Data records

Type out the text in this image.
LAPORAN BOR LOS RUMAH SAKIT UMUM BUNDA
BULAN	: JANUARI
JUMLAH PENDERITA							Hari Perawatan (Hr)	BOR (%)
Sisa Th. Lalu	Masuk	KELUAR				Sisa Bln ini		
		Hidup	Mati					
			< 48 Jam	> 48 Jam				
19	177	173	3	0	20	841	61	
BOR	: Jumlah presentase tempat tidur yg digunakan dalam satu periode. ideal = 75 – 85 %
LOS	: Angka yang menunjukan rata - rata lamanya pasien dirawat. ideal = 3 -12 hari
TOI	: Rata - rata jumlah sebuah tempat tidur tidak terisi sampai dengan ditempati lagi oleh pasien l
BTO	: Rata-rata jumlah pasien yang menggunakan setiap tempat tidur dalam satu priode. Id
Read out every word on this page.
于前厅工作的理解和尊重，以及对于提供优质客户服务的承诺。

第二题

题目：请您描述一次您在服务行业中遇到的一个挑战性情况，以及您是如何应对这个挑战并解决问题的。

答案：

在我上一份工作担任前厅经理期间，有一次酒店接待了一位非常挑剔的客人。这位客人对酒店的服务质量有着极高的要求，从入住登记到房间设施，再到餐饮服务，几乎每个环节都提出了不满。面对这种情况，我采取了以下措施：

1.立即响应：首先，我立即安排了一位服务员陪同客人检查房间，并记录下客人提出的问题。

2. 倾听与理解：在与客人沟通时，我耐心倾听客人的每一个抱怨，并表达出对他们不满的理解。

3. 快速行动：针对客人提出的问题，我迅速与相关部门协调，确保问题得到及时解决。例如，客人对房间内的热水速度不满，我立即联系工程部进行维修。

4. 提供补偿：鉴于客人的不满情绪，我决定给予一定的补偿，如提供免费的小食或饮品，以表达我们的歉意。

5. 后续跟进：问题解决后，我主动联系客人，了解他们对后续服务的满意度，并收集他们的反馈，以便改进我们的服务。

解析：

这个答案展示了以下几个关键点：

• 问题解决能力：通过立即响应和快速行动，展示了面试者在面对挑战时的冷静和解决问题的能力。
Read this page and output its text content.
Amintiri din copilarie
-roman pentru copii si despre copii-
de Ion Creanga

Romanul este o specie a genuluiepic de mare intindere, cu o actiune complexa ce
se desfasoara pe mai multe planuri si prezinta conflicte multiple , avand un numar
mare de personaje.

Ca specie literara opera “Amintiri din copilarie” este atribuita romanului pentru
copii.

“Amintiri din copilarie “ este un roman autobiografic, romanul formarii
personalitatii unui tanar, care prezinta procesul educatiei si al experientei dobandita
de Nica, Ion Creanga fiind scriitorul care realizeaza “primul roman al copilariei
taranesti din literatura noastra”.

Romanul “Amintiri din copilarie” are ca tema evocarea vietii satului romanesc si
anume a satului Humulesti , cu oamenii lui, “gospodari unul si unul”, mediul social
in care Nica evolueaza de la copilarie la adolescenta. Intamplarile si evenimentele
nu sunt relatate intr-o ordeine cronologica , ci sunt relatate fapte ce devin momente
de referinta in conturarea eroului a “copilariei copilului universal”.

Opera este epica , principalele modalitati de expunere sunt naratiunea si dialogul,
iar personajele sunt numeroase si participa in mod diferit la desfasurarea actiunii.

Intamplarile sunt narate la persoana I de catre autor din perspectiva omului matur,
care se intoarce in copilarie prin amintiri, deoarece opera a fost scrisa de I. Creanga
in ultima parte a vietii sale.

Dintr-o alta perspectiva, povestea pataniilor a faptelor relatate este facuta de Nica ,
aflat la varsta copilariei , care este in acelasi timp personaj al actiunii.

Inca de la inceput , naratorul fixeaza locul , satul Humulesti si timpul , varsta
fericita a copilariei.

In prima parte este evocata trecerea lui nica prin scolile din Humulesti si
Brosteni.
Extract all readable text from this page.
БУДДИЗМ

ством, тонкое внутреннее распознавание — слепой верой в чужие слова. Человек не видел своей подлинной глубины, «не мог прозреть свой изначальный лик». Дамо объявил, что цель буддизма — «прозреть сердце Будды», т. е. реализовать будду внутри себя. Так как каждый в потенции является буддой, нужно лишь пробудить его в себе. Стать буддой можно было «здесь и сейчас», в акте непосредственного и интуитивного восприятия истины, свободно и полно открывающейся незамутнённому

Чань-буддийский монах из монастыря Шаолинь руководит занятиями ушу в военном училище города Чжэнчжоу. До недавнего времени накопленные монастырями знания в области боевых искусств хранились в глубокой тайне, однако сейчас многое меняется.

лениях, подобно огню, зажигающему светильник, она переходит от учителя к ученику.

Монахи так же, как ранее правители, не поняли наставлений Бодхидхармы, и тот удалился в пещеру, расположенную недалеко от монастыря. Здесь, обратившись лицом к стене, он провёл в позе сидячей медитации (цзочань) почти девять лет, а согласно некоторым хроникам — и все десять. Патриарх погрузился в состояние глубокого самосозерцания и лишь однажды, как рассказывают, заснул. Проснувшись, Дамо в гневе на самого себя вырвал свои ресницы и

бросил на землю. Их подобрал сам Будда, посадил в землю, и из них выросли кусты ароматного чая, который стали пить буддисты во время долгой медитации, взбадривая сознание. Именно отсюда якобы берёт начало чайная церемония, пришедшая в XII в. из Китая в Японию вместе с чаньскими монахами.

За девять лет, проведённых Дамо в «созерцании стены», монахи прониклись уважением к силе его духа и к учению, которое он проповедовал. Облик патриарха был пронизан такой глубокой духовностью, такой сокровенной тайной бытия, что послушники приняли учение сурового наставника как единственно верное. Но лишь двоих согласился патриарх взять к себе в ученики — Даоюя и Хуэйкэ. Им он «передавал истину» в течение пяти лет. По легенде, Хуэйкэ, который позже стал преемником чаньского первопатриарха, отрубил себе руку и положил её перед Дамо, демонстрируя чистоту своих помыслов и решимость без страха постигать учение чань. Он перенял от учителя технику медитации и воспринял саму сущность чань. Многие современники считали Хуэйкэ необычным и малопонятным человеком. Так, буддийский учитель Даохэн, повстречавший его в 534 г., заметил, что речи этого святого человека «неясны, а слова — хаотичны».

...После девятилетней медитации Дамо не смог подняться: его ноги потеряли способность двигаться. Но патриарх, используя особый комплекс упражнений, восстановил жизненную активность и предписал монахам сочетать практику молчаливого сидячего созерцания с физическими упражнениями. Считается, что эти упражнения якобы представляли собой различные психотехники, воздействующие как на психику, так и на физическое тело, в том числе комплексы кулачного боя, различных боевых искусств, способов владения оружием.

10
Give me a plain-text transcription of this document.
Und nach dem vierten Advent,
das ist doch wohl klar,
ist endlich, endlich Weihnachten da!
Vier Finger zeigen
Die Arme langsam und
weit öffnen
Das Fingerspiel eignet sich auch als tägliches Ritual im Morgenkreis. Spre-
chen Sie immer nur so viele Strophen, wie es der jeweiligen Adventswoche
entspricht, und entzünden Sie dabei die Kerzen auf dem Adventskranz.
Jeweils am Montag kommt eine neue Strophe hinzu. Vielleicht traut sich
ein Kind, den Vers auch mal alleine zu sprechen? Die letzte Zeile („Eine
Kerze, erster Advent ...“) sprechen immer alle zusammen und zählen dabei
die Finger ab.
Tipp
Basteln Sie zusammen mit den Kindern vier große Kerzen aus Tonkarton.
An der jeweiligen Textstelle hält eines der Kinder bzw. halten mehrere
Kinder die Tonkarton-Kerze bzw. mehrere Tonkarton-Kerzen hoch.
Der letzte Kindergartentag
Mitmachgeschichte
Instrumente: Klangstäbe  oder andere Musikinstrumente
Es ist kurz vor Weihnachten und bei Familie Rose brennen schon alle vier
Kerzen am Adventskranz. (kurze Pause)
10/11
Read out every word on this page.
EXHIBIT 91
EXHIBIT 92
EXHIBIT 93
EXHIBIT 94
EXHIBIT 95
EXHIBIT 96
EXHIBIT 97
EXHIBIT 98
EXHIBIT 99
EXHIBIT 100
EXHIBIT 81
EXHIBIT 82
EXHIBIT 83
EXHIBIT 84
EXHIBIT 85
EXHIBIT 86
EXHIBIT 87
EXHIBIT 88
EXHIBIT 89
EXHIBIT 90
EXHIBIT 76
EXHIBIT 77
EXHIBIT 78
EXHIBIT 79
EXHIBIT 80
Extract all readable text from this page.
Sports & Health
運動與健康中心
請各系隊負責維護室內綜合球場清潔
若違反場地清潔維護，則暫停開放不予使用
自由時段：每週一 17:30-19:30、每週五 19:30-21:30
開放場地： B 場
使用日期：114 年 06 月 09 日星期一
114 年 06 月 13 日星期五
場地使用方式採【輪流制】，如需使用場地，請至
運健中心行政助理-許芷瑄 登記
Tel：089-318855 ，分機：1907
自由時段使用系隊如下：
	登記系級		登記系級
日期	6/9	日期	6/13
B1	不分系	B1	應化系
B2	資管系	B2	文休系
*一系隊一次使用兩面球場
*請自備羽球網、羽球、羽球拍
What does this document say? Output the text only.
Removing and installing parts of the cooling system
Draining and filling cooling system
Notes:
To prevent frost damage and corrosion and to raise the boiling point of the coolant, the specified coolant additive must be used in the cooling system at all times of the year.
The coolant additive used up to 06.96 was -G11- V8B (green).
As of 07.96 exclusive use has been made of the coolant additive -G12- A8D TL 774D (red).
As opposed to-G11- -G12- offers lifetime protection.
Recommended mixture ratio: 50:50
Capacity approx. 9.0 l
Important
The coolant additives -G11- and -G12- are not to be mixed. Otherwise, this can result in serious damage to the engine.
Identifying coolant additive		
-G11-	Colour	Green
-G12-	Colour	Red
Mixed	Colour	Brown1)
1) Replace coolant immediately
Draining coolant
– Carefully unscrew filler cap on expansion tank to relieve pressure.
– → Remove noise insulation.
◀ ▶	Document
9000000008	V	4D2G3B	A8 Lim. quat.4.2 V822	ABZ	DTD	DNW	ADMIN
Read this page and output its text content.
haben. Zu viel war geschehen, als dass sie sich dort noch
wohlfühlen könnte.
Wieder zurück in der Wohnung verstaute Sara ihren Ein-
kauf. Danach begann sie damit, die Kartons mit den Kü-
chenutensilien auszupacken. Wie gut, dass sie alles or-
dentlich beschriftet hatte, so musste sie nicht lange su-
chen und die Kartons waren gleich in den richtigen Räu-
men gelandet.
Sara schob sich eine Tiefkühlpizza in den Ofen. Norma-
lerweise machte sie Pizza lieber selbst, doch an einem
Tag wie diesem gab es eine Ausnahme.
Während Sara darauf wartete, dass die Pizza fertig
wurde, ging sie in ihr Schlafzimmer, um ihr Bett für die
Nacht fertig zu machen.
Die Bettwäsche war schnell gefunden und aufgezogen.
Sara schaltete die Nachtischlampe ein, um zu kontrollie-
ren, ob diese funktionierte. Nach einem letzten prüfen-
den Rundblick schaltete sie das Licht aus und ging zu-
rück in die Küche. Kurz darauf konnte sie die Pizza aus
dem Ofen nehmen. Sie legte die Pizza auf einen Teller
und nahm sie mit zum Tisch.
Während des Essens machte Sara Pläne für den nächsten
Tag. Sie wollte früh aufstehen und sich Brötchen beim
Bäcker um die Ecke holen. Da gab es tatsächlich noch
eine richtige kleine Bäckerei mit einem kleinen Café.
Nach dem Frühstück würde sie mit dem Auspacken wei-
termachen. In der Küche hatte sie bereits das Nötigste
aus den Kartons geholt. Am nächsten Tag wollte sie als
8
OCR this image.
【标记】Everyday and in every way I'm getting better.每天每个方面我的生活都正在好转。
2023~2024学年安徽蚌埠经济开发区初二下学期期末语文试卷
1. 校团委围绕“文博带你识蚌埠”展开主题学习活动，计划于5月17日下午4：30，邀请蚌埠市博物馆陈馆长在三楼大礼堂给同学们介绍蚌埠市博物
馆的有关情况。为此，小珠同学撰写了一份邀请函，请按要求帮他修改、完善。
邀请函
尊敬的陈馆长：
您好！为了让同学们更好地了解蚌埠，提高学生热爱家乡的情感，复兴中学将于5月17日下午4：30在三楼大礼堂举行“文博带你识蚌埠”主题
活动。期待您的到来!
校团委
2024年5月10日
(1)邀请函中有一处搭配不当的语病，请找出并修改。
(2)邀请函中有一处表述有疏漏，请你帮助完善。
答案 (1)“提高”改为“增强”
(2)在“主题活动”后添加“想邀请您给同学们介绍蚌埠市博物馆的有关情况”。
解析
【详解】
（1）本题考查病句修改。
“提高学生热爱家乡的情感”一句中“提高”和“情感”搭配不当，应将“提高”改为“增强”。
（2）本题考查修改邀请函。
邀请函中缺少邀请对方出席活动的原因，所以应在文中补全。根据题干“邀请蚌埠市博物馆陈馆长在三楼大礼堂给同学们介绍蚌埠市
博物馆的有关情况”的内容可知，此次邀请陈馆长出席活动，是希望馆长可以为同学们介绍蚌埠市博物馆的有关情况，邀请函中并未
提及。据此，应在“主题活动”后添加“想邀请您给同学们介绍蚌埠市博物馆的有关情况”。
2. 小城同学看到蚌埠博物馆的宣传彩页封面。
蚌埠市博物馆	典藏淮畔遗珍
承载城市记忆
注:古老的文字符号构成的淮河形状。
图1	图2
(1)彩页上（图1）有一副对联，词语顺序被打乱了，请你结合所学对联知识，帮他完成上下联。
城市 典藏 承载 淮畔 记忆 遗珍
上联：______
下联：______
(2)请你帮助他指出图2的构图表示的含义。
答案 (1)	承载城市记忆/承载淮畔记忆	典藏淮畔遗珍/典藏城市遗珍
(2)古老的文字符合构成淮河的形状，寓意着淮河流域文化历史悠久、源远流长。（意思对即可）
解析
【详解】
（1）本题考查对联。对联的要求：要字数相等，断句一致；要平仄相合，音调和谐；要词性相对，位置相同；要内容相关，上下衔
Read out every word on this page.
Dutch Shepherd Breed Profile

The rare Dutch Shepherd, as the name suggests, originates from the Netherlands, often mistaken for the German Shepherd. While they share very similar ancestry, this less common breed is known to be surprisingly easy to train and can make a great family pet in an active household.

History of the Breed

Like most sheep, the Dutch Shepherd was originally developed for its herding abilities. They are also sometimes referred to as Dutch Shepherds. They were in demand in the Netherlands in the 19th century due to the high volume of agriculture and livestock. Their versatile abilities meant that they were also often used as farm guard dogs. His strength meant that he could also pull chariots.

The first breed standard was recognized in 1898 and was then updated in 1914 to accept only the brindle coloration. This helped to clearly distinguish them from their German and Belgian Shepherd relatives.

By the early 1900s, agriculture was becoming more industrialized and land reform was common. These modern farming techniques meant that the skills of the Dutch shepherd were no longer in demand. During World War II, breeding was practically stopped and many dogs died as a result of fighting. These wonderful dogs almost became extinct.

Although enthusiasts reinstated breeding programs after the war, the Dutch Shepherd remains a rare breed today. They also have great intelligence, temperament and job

# Your instructions
Find every line in the listing that holds the string "vietii", then say how many there are as a bare number.

# Complete response
2